THE EXERCISE
Please write the listing below out again exactly, leaving every picture behind.

╔══

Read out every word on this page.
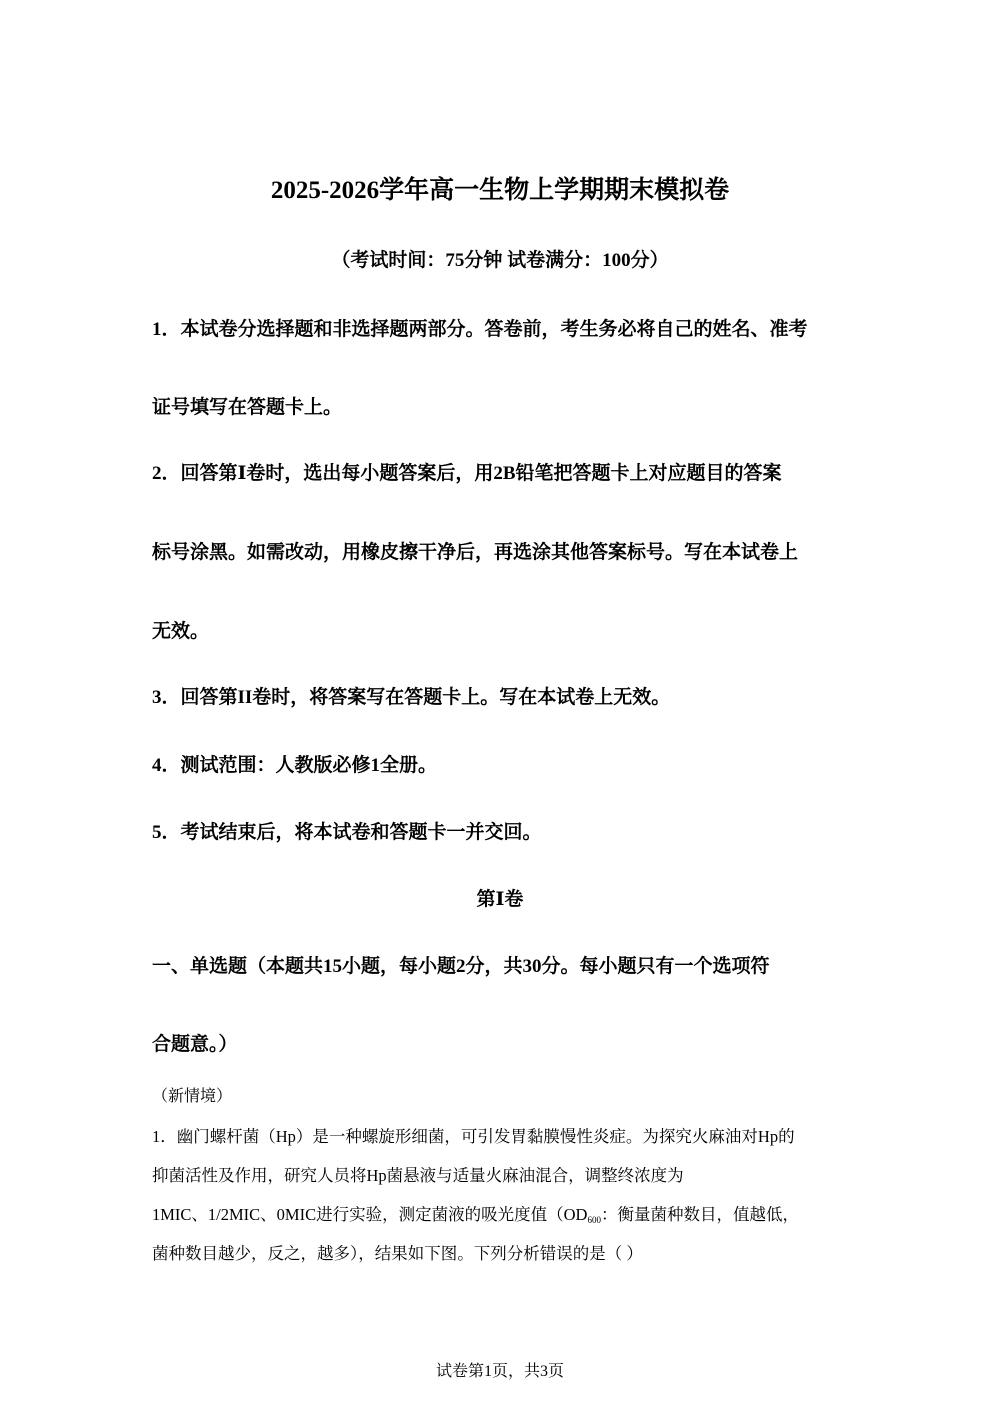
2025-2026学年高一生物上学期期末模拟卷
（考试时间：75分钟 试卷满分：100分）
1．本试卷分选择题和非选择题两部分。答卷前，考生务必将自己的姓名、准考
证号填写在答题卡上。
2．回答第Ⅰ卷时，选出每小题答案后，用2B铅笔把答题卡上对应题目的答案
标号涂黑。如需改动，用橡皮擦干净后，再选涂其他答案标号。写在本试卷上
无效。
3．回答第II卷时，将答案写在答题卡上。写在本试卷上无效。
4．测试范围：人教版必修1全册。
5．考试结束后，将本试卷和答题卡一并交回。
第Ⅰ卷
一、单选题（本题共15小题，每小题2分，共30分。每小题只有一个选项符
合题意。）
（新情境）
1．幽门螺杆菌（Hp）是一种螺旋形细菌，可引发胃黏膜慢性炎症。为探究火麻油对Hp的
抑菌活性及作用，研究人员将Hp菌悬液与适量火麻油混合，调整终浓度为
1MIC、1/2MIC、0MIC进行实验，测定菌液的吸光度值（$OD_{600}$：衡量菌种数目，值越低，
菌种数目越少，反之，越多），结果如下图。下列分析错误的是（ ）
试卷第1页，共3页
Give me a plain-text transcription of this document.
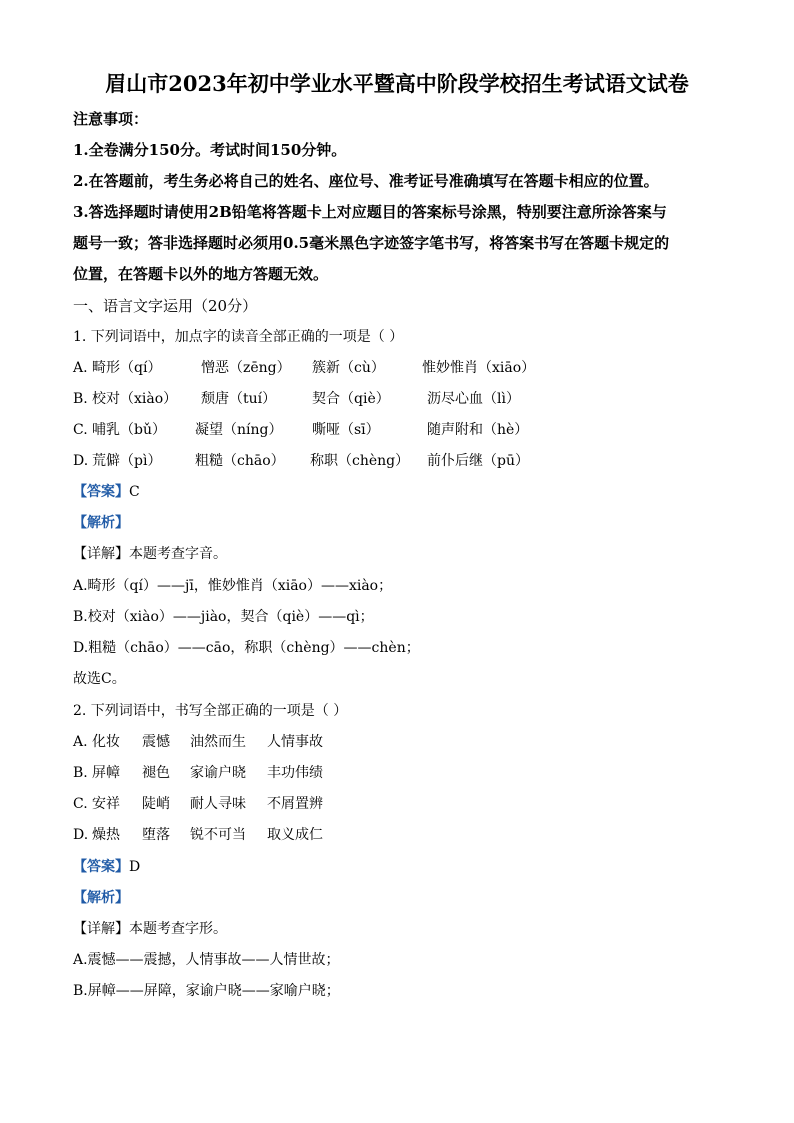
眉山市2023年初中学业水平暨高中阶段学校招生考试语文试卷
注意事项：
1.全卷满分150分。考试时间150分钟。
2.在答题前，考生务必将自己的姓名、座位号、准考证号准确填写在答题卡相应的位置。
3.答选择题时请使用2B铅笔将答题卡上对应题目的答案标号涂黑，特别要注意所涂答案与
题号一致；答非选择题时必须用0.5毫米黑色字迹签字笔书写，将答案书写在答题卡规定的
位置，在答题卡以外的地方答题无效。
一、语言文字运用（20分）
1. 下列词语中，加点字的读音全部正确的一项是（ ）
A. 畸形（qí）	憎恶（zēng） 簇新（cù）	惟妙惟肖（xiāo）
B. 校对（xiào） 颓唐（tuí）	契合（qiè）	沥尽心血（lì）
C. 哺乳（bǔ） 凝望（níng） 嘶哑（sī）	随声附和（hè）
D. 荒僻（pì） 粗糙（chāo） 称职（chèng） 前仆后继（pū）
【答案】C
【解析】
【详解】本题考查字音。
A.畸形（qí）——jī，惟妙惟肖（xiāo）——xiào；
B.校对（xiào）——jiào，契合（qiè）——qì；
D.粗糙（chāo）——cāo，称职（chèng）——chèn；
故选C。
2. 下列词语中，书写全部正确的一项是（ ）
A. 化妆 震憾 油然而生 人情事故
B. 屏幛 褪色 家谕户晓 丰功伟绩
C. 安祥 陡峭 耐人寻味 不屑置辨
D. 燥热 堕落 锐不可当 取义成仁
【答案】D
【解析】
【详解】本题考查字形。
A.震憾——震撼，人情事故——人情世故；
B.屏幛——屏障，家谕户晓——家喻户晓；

╚══

FULL RESPONSE
Read out every word on this page.
2025-2026学年高一生物上学期期末模拟卷
（考试时间：75分钟 试卷满分：100分）
1．本试卷分选择题和非选择题两部分。答卷前，考生务必将自己的姓名、准考
证号填写在答题卡上。
2．回答第Ⅰ卷时，选出每小题答案后，用2B铅笔把答题卡上对应题目的答案
标号涂黑。如需改动，用橡皮擦干净后，再选涂其他答案标号。写在本试卷上
无效。
3．回答第II卷时，将答案写在答题卡上。写在本试卷上无效。
4．测试范围：人教版必修1全册。
5．考试结束后，将本试卷和答题卡一并交回。
第Ⅰ卷
一、单选题（本题共15小题，每小题2分，共30分。每小题只有一个选项符
合题意。）
（新情境）
1．幽门螺杆菌（Hp）是一种螺旋形细菌，可引发胃黏膜慢性炎症。为探究火麻油对Hp的
抑菌活性及作用，研究人员将Hp菌悬液与适量火麻油混合，调整终浓度为
1MIC、1/2MIC、0MIC进行实验，测定菌液的吸光度值（$OD_{600}$：衡量菌种数目，值越低，
菌种数目越少，反之，越多），结果如下图。下列分析错误的是（ ）
试卷第1页，共3页
Give me a plain-text transcription of this document.
眉山市2023年初中学业水平暨高中阶段学校招生考试语文试卷
注意事项：
1.全卷满分150分。考试时间150分钟。
2.在答题前，考生务必将自己的姓名、座位号、准考证号准确填写在答题卡相应的位置。
3.答选择题时请使用2B铅笔将答题卡上对应题目的答案标号涂黑，特别要注意所涂答案与
题号一致；答非选择题时必须用0.5毫米黑色字迹签字笔书写，将答案书写在答题卡规定的
位置，在答题卡以外的地方答题无效。
一、语言文字运用（20分）
1. 下列词语中，加点字的读音全部正确的一项是（ ）
A. 畸形（qí）	憎恶（zēng） 簇新（cù）	惟妙惟肖（xiāo）
B. 校对（xiào） 颓唐（tuí）	契合（qiè）	沥尽心血（lì）
C. 哺乳（bǔ） 凝望（níng） 嘶哑（sī）	随声附和（hè）
D. 荒僻（pì） 粗糙（chāo） 称职（chèng） 前仆后继（pū）
【答案】C
【解析】
【详解】本题考查字音。
A.畸形（qí）——jī，惟妙惟肖（xiāo）——xiào；
B.校对（xiào）——jiào，契合（qiè）——qì；
D.粗糙（chāo）——cāo，称职（chèng）——chèn；
故选C。
2. 下列词语中，书写全部正确的一项是（ ）
A. 化妆 震憾 油然而生 人情事故
B. 屏幛 褪色 家谕户晓 丰功伟绩
C. 安祥 陡峭 耐人寻味 不屑置辨
D. 燥热 堕落 锐不可当 取义成仁
【答案】D
【解析】
【详解】本题考查字形。
A.震憾——震撼，人情事故——人情世故；
B.屏幛——屏障，家谕户晓——家喻户晓；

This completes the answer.